-------- TEKS LATIHAN --------

Published on

GATEWAY TECHNICAL SPECIFICATION (Outline v0.1)

Authors

HTL-03 – GATEWAY TECHNICAL SPECIFICATION (Outline v0.1)

1. Purpose

1.1 Document Objective

HTL-03 mendefinisikan spesifikasi teknis implementasi Gateway HortiLink per-site.

Dokumen ini mengunci:

  • Peran Gateway sebagai bridge
  • Koordinasi ESP-NOW
  • Validasi routing & dedup
  • MQTT bridging behavior
  • Store-and-forward model
  • Time authority distribution
  • Rate limiting & backoff
  • Health & diagnostics

Gateway bukan control authority (lihat HTL-00).

1.2 Authority

HTL-03 mengikat:

  • Tim firmware Gateway
  • Tim backend (untuk integrasi MQTT)
  • QA untuk integration test Node ↔ Gateway ↔ Server

Implementasi Gateway yang melampaui domainnya (misalnya override interlock Node) dianggap pelanggaran arsitektur.

1.3 Change Governance

Perubahan berikut wajib review lintas tim:

  • Topic mapping
  • Payload transformation
  • TTL handling logic
  • Buffering behavior
  • Time authority policy
  • Retry/backoff strategy

Jika perubahan mempengaruhi:

  • HTL-01 (interface contract)
  • HTL-00 (authority boundary)

Maka revisi arsitektur wajib dilakukan.

2. Scope

2.1 In-Scope

HTL-03 mencakup seluruh domain internal Gateway:

✔ Firmware Layer

  • ESP32-based firmware
  • Task model
  • Memory management

✔ Communication Layer

  • ESP-NOW coordinator
  • Routing enforcement
  • Dedup engine
  • Replay protection

✔ MQTT Bridge

  • Topic mapping
  • QoS handling
  • Persistent session
  • Command dispatch

✔ Reliability Layer

  • Store-and-forward
  • Rate limiting
  • Backoff strategy
  • Reconnect strategy

✔ Supervisory Layer

  • Time authority distribution
  • Health monitoring
  • HTTP diagnostics

2.2 Out-of-Scope

Gateway tidak mencakup:

  • Sensor reading
  • Actuator control
  • Local automation logic
  • Dashboard logic
  • Cloud sync
  • Electrical panel design

Gateway tidak boleh mengimplementasikan behavior Node.

3. Definitions

3.1 Gateway

Perangkat ESP yang menjadi bridge antara domain ESP-NOW dan MQTT LAN.

3.2 ESP-NOW Coordinator

Modul Gateway yang:

  • Menerima frame dari Node
  • Mengelola peer list
  • Validasi hop
  • Dedup message

3.3 Routing Table

Struktur internal yang menyimpan:

  • node_id
  • last_seen
  • RSSI
  • relay metadata

Gateway tidak mengelola mesh global, hanya validasi.

3.4 Message Queue

Queue internal untuk:

  • Telemetry awaiting MQTT publish
  • Command awaiting ESP-NOW dispatch
  • ACK tracking

Queue harus bounded.

-------- CUPLIKAN DATA --------

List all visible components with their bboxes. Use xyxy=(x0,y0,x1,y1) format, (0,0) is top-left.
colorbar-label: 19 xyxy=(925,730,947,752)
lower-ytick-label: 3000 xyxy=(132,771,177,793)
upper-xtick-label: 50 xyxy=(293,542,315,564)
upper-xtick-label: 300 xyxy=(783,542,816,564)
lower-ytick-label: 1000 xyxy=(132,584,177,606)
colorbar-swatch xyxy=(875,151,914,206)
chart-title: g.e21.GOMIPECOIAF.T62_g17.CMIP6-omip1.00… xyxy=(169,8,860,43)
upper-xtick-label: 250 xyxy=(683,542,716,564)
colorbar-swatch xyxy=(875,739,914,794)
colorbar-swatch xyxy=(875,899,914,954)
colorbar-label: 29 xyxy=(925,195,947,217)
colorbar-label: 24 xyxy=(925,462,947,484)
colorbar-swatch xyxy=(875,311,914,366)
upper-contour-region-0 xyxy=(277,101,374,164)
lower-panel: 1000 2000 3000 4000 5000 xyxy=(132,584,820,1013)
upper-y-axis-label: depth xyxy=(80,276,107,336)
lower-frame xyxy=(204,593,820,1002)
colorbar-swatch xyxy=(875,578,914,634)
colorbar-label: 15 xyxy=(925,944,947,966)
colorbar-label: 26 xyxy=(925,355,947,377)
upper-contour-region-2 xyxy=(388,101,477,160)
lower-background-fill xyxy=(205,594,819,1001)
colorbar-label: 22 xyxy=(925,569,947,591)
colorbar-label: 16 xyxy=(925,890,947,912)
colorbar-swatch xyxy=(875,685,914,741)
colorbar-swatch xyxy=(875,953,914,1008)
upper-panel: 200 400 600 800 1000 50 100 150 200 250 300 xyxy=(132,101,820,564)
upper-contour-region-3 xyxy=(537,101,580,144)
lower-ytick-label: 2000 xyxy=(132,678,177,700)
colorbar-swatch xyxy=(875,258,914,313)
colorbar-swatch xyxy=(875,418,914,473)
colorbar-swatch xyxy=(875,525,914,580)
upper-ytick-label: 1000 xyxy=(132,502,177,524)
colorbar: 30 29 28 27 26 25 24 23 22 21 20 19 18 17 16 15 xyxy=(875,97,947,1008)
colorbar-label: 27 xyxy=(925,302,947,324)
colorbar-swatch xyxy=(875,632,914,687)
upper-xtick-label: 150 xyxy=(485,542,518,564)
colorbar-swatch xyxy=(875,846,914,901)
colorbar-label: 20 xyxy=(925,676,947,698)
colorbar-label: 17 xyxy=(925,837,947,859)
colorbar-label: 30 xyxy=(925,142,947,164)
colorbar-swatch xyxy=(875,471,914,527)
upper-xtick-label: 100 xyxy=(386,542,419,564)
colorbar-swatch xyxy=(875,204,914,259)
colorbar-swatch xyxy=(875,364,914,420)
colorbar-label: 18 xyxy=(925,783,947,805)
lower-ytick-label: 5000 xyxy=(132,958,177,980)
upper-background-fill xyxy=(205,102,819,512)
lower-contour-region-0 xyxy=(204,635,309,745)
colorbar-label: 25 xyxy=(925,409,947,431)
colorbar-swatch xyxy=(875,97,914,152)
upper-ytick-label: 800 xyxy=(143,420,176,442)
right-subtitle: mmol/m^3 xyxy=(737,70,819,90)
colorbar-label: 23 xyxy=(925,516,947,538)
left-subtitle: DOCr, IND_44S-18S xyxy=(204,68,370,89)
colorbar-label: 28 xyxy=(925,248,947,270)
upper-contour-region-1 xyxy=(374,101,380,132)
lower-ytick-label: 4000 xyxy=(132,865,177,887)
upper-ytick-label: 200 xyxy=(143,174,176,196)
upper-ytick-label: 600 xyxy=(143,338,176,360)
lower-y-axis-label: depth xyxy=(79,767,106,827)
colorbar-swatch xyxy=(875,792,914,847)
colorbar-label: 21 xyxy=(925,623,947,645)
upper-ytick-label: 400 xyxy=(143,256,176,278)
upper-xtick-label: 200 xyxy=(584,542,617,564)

--------

- _TUGAS LATIHAN_:
- A) Tuliskan ulang bagian spesifikasi teknis Gateway mulai dari "Perubahan berikut wajib" sampai dengan "HTL-00 (authority boundary)".
- B) Jawab pertanyaan berikut berdasarkan spesifikasi teknis Gateway.
(i) Siapa saja yang diikat oleh HTL-03 menurut bagian 1.2?
(ii) Gateway didefinisikan sebagai bridge antara domain apa saja?
(iii) Apa saja yang disimpan dalam Routing Table?

- _JAWABAN TUGAS_:
- A)
Perubahan berikut wajib review lintas tim:

  • Topic mapping
  • Payload transformation
  • TTL handling logic
  • Buffering behavior
  • Time authority policy
  • Retry/backoff strategy

Jika perubahan mempengaruhi:

  • HTL-01 (interface contract)
  • HTL-00 (authority boundary)

- B)
(i) Tim firmware Gateway, tim backend (untuk integrasi MQTT), dan QA untuk integration test Node ↔ Gateway ↔ Server.
(ii) Domain ESP-NOW dan MQTT LAN.
(iii) node_id, last_seen, RSSI, dan relay metadata.